== GIVEN REQUEST ==
Write out these lines unchanged, starting at the first line of the data and ending after the line that contains "favorites-button[interactable] <box>304 56".

[BEGIN RECORDED INFORMATION]

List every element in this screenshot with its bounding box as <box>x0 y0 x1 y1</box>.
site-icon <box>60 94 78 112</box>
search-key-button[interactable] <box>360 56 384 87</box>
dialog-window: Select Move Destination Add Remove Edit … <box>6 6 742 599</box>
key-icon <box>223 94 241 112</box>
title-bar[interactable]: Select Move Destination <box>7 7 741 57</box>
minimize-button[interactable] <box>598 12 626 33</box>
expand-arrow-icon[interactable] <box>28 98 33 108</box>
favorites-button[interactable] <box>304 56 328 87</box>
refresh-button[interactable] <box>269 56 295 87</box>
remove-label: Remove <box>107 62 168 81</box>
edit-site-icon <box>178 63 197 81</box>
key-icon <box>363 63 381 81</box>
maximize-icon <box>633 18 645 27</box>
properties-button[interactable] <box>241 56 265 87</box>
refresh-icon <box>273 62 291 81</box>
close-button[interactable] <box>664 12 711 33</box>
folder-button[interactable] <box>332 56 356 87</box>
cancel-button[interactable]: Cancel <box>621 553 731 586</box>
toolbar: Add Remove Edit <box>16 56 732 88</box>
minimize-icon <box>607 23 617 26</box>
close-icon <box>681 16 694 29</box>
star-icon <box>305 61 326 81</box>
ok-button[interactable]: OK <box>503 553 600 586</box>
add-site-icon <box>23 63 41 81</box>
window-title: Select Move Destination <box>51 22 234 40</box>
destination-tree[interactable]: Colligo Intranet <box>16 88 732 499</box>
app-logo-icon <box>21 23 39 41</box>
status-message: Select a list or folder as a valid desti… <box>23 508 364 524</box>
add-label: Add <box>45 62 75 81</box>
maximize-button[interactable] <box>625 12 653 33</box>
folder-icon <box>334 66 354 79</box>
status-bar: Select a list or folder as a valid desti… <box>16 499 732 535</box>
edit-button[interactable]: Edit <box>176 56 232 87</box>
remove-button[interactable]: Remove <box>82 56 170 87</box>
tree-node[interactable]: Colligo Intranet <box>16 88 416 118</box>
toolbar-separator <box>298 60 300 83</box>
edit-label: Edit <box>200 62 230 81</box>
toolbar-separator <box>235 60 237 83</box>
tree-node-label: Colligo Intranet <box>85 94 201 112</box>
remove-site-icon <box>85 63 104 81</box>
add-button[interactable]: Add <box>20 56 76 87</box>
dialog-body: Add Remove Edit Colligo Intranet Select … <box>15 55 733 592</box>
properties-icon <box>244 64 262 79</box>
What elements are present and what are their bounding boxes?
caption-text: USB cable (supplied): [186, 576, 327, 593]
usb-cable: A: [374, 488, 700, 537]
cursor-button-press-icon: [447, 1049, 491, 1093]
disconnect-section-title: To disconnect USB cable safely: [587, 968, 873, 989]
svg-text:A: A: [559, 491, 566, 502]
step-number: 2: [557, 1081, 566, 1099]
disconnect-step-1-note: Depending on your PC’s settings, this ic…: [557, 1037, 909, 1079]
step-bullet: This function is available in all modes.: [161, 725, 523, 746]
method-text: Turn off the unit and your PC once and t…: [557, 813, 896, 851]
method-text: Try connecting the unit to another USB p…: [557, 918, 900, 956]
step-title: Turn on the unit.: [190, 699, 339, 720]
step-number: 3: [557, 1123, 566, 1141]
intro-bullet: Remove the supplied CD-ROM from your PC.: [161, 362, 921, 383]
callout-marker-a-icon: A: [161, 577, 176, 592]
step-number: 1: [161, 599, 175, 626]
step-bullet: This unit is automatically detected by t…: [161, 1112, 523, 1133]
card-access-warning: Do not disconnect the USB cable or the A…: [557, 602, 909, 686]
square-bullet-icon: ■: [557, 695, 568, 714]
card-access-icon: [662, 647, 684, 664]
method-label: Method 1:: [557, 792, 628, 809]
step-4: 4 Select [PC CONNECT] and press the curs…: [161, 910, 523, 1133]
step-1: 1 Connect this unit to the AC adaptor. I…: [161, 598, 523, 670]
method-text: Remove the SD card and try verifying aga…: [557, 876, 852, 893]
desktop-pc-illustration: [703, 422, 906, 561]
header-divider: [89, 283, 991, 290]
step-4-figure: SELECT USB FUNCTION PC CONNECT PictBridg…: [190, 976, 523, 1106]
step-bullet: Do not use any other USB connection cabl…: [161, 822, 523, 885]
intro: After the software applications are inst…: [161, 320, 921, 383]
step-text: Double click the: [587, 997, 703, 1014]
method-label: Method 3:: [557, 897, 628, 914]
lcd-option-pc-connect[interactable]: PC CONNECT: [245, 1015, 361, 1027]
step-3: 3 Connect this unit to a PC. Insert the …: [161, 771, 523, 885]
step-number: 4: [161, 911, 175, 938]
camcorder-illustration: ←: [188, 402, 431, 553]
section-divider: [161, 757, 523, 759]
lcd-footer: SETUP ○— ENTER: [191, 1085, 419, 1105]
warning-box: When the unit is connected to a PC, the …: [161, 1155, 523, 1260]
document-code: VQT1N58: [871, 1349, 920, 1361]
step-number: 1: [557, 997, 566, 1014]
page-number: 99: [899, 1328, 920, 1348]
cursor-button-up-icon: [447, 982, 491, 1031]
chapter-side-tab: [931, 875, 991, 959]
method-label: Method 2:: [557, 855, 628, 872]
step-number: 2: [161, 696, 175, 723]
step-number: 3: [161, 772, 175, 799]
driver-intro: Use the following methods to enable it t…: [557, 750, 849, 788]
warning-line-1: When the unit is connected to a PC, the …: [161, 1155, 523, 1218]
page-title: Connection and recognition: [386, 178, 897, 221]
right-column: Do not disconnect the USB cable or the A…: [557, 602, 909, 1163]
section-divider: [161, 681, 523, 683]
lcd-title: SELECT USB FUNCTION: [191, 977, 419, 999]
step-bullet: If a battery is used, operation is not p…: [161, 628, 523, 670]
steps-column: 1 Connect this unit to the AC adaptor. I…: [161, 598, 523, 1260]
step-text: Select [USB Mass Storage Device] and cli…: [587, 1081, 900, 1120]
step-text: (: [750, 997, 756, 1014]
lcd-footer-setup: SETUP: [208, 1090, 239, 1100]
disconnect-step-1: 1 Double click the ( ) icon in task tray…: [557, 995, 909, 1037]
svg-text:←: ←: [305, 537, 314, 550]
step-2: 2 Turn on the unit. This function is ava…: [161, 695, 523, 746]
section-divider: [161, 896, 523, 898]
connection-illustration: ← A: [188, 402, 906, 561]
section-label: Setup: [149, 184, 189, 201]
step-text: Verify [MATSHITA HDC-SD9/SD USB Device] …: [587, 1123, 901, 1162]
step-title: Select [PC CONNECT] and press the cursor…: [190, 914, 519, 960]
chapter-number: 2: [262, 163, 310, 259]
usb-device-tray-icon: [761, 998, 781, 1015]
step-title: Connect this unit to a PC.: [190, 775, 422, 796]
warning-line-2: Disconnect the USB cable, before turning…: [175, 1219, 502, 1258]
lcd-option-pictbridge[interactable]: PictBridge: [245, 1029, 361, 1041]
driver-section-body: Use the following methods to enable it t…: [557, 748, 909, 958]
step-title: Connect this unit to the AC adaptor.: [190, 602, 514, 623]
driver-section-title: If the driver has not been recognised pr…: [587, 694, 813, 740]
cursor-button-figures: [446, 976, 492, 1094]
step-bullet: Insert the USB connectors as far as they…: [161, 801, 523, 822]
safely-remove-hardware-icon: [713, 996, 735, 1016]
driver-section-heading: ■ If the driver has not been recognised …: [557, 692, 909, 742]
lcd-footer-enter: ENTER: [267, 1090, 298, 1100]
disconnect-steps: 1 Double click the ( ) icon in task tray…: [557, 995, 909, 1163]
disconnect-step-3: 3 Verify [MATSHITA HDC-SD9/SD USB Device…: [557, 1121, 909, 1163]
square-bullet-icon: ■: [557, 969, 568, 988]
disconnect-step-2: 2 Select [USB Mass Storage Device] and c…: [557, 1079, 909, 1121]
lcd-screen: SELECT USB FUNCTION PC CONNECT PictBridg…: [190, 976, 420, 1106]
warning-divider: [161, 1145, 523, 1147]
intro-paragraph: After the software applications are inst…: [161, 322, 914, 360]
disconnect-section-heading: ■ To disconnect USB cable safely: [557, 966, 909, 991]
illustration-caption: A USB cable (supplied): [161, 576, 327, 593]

[END RECORDED INFORMATION]

== FINISHED TASK ==
List every element in this screenshot with its bounding box as <box>x0 y0 x1 y1</box>.
site-icon <box>60 94 78 112</box>
search-key-button[interactable] <box>360 56 384 87</box>
dialog-window: Select Move Destination Add Remove Edit … <box>6 6 742 599</box>
key-icon <box>223 94 241 112</box>
title-bar[interactable]: Select Move Destination <box>7 7 741 57</box>
minimize-button[interactable] <box>598 12 626 33</box>
expand-arrow-icon[interactable] <box>28 98 33 108</box>
favorites-button[interactable] <box>304 56 328 87</box>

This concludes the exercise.